YOUR TASK
Restate each of the lines below word for word and drop every picture.

(Stored data)
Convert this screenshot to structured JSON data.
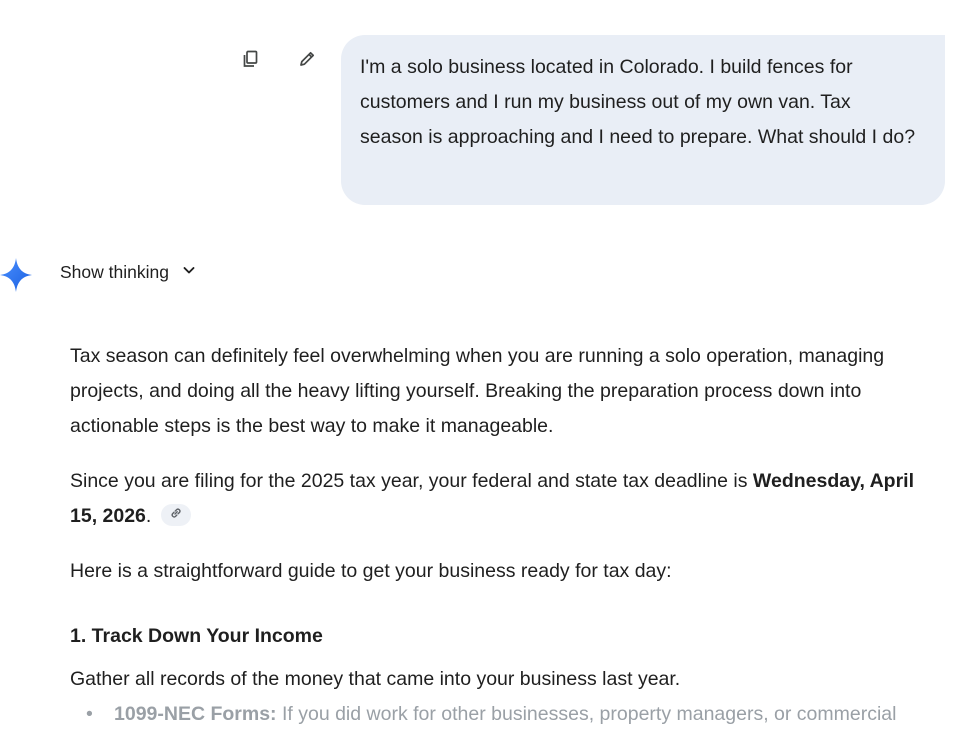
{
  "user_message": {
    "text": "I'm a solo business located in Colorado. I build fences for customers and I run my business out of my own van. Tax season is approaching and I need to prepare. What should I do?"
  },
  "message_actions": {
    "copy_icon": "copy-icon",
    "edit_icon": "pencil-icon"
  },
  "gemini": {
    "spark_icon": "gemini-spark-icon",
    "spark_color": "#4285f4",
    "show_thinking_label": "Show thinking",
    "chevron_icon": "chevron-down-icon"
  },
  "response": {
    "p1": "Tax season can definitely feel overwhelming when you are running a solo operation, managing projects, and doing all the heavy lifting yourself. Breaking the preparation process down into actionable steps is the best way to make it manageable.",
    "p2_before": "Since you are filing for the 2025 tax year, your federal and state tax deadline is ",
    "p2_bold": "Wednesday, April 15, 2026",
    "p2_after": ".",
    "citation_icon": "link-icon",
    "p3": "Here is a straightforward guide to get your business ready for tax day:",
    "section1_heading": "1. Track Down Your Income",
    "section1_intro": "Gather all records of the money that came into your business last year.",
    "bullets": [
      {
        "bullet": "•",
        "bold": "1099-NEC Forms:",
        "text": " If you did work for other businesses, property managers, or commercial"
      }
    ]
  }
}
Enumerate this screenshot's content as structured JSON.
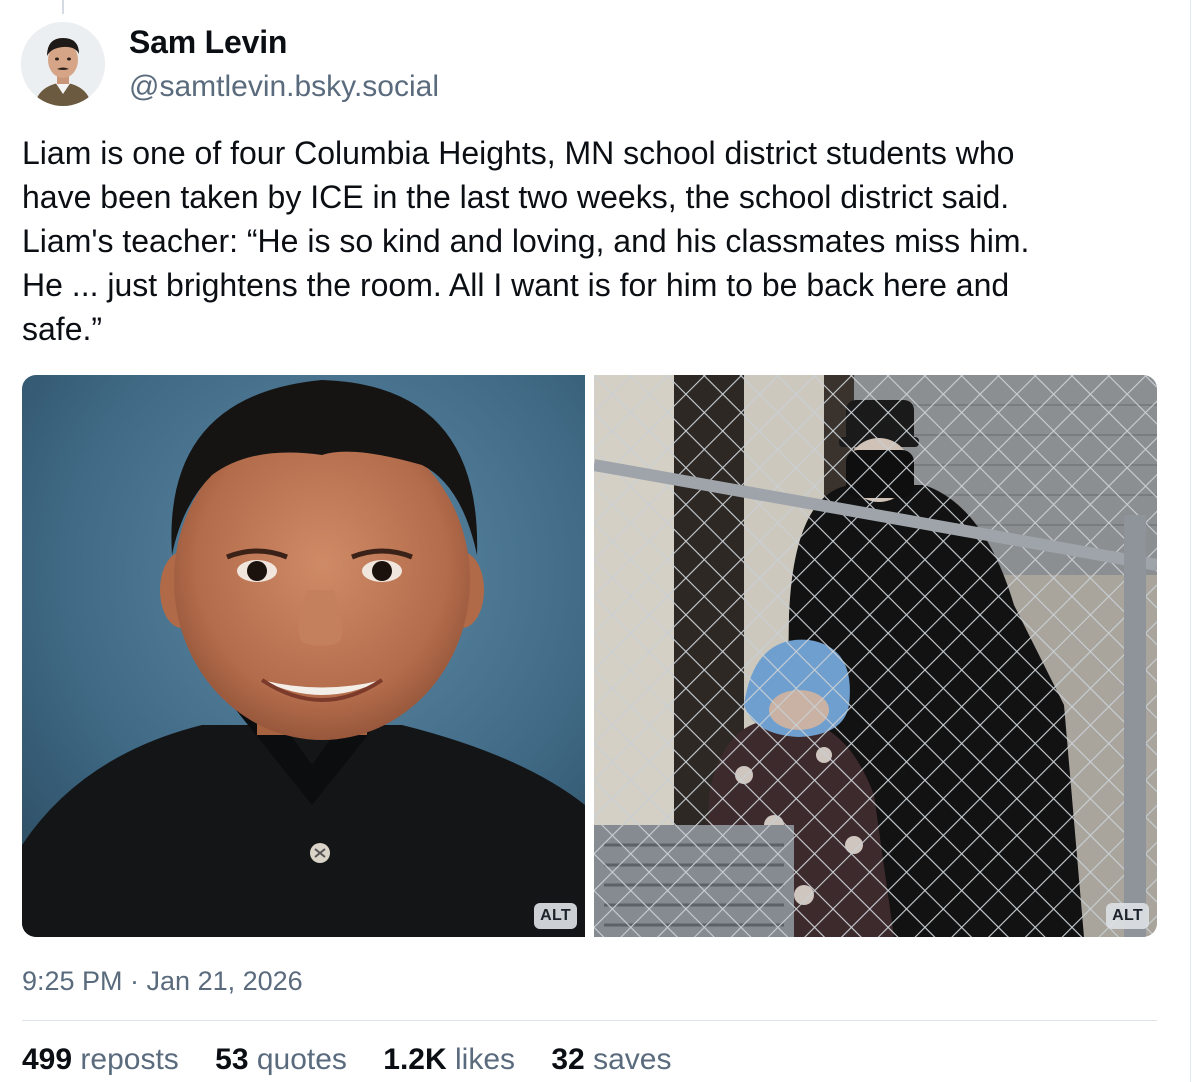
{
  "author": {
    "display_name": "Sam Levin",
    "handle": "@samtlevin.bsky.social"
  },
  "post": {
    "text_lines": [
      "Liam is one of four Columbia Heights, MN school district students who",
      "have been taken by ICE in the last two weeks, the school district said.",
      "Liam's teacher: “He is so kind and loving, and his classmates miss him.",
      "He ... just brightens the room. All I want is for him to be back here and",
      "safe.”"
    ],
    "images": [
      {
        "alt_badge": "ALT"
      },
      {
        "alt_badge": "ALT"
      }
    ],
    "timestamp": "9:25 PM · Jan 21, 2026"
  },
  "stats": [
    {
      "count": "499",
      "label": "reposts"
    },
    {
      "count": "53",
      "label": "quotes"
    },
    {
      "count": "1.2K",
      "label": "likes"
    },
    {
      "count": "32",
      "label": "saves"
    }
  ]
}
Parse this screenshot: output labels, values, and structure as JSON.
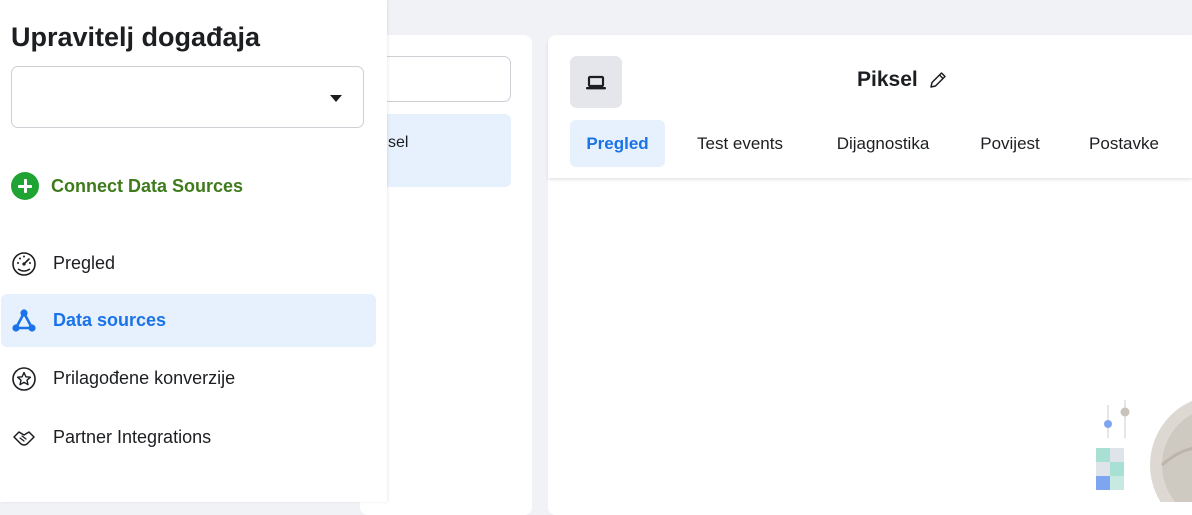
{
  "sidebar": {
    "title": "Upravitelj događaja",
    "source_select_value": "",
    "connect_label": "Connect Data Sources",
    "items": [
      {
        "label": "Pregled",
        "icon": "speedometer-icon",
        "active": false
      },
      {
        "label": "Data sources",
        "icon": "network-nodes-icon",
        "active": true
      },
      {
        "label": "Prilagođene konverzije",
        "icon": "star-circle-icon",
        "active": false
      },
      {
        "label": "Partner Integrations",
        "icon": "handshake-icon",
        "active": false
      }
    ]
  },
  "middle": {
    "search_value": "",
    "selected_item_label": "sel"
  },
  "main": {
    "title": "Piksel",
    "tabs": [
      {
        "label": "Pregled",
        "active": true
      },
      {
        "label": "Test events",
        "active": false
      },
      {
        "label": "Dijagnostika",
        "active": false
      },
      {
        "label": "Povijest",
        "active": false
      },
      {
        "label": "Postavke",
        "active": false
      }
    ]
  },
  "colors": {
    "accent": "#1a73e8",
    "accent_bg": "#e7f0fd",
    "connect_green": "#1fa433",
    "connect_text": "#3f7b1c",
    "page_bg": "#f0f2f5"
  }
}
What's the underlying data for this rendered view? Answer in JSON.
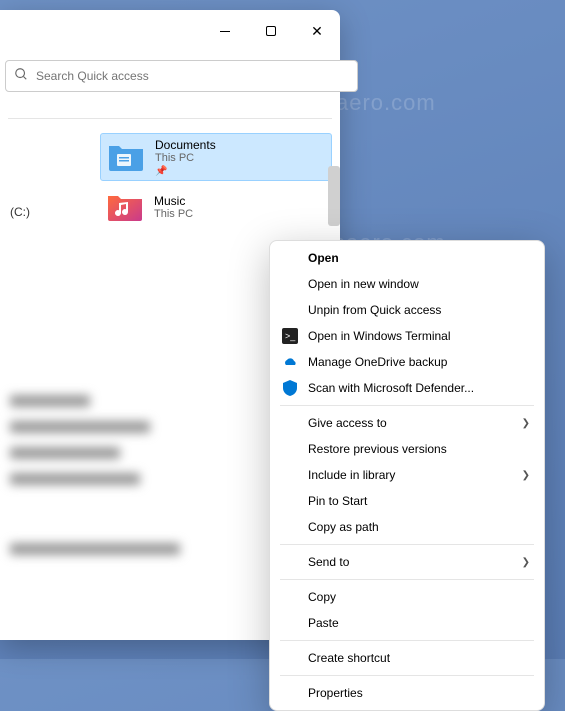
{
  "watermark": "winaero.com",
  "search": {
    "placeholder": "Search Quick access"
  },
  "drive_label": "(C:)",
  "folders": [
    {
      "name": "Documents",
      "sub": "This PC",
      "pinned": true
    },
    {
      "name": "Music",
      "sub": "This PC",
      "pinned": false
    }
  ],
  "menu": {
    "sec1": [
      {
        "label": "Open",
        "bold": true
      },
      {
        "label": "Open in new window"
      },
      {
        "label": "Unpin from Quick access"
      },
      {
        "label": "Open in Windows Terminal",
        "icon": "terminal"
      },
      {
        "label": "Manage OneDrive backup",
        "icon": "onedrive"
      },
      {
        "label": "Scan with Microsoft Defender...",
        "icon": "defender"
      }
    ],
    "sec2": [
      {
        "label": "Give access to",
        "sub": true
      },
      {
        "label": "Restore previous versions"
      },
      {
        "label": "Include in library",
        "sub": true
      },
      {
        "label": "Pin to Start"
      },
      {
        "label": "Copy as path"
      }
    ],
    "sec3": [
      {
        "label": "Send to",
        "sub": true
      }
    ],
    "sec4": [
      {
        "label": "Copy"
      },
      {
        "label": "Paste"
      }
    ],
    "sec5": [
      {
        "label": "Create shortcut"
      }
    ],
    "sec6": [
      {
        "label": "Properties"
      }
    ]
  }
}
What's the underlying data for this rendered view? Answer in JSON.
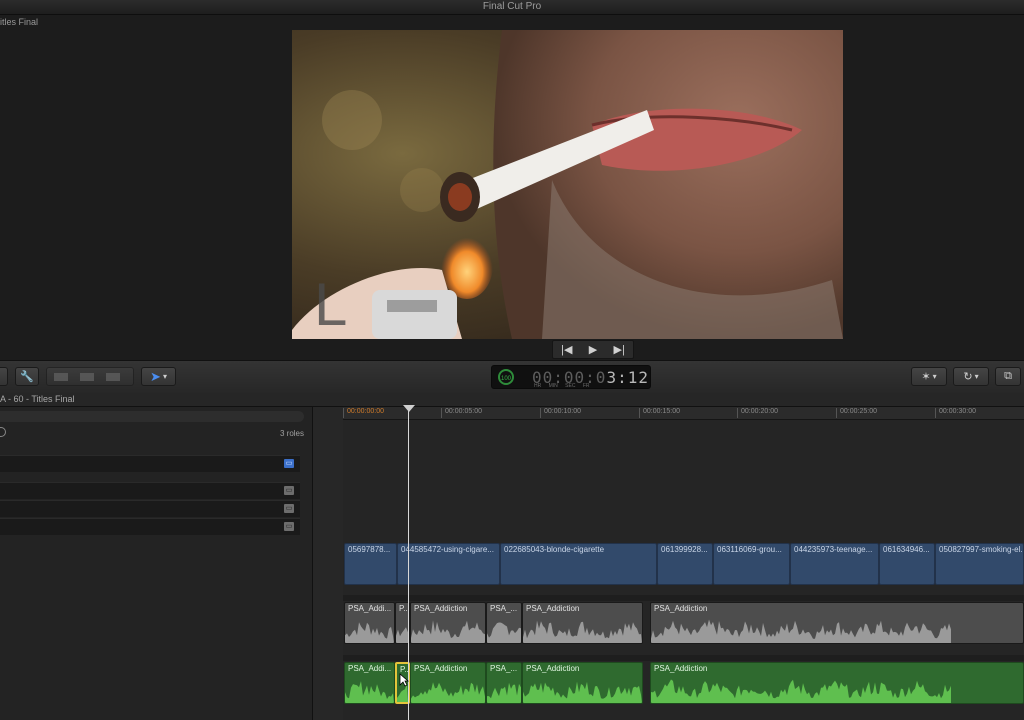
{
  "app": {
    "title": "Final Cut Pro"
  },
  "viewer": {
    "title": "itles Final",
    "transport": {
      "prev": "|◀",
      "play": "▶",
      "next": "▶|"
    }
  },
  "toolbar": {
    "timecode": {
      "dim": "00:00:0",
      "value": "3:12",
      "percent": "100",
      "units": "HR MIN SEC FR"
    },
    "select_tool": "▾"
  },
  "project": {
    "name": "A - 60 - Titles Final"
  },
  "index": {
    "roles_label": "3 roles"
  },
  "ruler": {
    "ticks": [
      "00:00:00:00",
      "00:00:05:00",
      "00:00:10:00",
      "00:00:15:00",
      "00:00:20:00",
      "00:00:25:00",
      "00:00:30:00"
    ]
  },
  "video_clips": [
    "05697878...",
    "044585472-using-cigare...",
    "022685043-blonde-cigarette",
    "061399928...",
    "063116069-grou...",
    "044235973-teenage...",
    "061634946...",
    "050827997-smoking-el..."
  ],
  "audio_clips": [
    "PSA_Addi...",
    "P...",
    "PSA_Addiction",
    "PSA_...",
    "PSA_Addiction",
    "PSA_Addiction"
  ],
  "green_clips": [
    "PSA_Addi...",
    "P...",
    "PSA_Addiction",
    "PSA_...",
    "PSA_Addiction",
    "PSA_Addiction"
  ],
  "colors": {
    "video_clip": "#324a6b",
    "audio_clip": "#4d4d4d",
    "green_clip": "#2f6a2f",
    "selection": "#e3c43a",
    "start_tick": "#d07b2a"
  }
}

FINAL ANSWER
Convert this screenshot to structured JSON data.
{
  "user_message": {
    "text": "I'm a solo business located in Colorado. I build fences for customers and I run my business out of my own van. Tax season is approaching and I need to prepare. What should I do?"
  },
  "message_actions": {
    "copy_icon": "copy-icon",
    "edit_icon": "pencil-icon"
  },
  "gemini": {
    "spark_icon": "gemini-spark-icon",
    "spark_color": "#4285f4",
    "show_thinking_label": "Show thinking",
    "chevron_icon": "chevron-down-icon"
  },
  "response": {
    "p1": "Tax season can definitely feel overwhelming when you are running a solo operation, managing projects, and doing all the heavy lifting yourself. Breaking the preparation process down into actionable steps is the best way to make it manageable.",
    "p2_before": "Since you are filing for the 2025 tax year, your federal and state tax deadline is ",
    "p2_bold": "Wednesday, April 15, 2026",
    "p2_after": ".",
    "citation_icon": "link-icon",
    "p3": "Here is a straightforward guide to get your business ready for tax day:",
    "section1_heading": "1. Track Down Your Income",
    "section1_intro": "Gather all records of the money that came into your business last year.",
    "bullets": [
      {
        "bullet": "•",
        "bold": "1099-NEC Forms:",
        "text": " If you did work for other businesses, property managers, or commercial"
      }
    ]
  }
}
Enumerate this screenshot's content as structured JSON.
{
  "author": {
    "display_name": "Sam Levin",
    "handle": "@samtlevin.bsky.social"
  },
  "post": {
    "text_lines": [
      "Liam is one of four Columbia Heights, MN school district students who",
      "have been taken by ICE in the last two weeks, the school district said.",
      "Liam's teacher: “He is so kind and loving, and his classmates miss him.",
      "He ... just brightens the room. All I want is for him to be back here and",
      "safe.”"
    ],
    "images": [
      {
        "alt_badge": "ALT"
      },
      {
        "alt_badge": "ALT"
      }
    ],
    "timestamp": "9:25 PM · Jan 21, 2026"
  },
  "stats": [
    {
      "count": "499",
      "label": "reposts"
    },
    {
      "count": "53",
      "label": "quotes"
    },
    {
      "count": "1.2K",
      "label": "likes"
    },
    {
      "count": "32",
      "label": "saves"
    }
  ]
}
Parse this screenshot: output labels, values, and structure as JSON.
{
  "sidebar": {
    "title": "Upravitelj događaja",
    "source_select_value": "",
    "connect_label": "Connect Data Sources",
    "items": [
      {
        "label": "Pregled",
        "icon": "speedometer-icon",
        "active": false
      },
      {
        "label": "Data sources",
        "icon": "network-nodes-icon",
        "active": true
      },
      {
        "label": "Prilagođene konverzije",
        "icon": "star-circle-icon",
        "active": false
      },
      {
        "label": "Partner Integrations",
        "icon": "handshake-icon",
        "active": false
      }
    ]
  },
  "middle": {
    "search_value": "",
    "selected_item_label": "sel"
  },
  "main": {
    "title": "Piksel",
    "tabs": [
      {
        "label": "Pregled",
        "active": true
      },
      {
        "label": "Test events",
        "active": false
      },
      {
        "label": "Dijagnostika",
        "active": false
      },
      {
        "label": "Povijest",
        "active": false
      },
      {
        "label": "Postavke",
        "active": false
      }
    ]
  },
  "colors": {
    "accent": "#1a73e8",
    "accent_bg": "#e7f0fd",
    "connect_green": "#1fa433",
    "connect_text": "#3f7b1c",
    "page_bg": "#f0f2f5"
  }
}
What's the underlying data for this rendered view? Answer in JSON.
{
  "watermark": "winaero.com",
  "search": {
    "placeholder": "Search Quick access"
  },
  "drive_label": "(C:)",
  "folders": [
    {
      "name": "Documents",
      "sub": "This PC",
      "pinned": true
    },
    {
      "name": "Music",
      "sub": "This PC",
      "pinned": false
    }
  ],
  "menu": {
    "sec1": [
      {
        "label": "Open",
        "bold": true
      },
      {
        "label": "Open in new window"
      },
      {
        "label": "Unpin from Quick access"
      },
      {
        "label": "Open in Windows Terminal",
        "icon": "terminal"
      },
      {
        "label": "Manage OneDrive backup",
        "icon": "onedrive"
      },
      {
        "label": "Scan with Microsoft Defender...",
        "icon": "defender"
      }
    ],
    "sec2": [
      {
        "label": "Give access to",
        "sub": true
      },
      {
        "label": "Restore previous versions"
      },
      {
        "label": "Include in library",
        "sub": true
      },
      {
        "label": "Pin to Start"
      },
      {
        "label": "Copy as path"
      }
    ],
    "sec3": [
      {
        "label": "Send to",
        "sub": true
      }
    ],
    "sec4": [
      {
        "label": "Copy"
      },
      {
        "label": "Paste"
      }
    ],
    "sec5": [
      {
        "label": "Create shortcut"
      }
    ],
    "sec6": [
      {
        "label": "Properties"
      }
    ]
  }
}
What's the underlying data for this rendered view? Answer in JSON.
{
  "app": {
    "title": "Final Cut Pro"
  },
  "viewer": {
    "title": "itles Final",
    "transport": {
      "prev": "|◀",
      "play": "▶",
      "next": "▶|"
    }
  },
  "toolbar": {
    "timecode": {
      "dim": "00:00:0",
      "value": "3:12",
      "percent": "100",
      "units": "HR MIN SEC FR"
    },
    "select_tool": "▾"
  },
  "project": {
    "name": "A - 60 - Titles Final"
  },
  "index": {
    "roles_label": "3 roles"
  },
  "ruler": {
    "ticks": [
      "00:00:00:00",
      "00:00:05:00",
      "00:00:10:00",
      "00:00:15:00",
      "00:00:20:00",
      "00:00:25:00",
      "00:00:30:00"
    ]
  },
  "video_clips": [
    "05697878...",
    "044585472-using-cigare...",
    "022685043-blonde-cigarette",
    "061399928...",
    "063116069-grou...",
    "044235973-teenage...",
    "061634946...",
    "050827997-smoking-el..."
  ],
  "audio_clips": [
    "PSA_Addi...",
    "P...",
    "PSA_Addiction",
    "PSA_...",
    "PSA_Addiction",
    "PSA_Addiction"
  ],
  "green_clips": [
    "PSA_Addi...",
    "P...",
    "PSA_Addiction",
    "PSA_...",
    "PSA_Addiction",
    "PSA_Addiction"
  ],
  "colors": {
    "video_clip": "#324a6b",
    "audio_clip": "#4d4d4d",
    "green_clip": "#2f6a2f",
    "selection": "#e3c43a",
    "start_tick": "#d07b2a"
  }
}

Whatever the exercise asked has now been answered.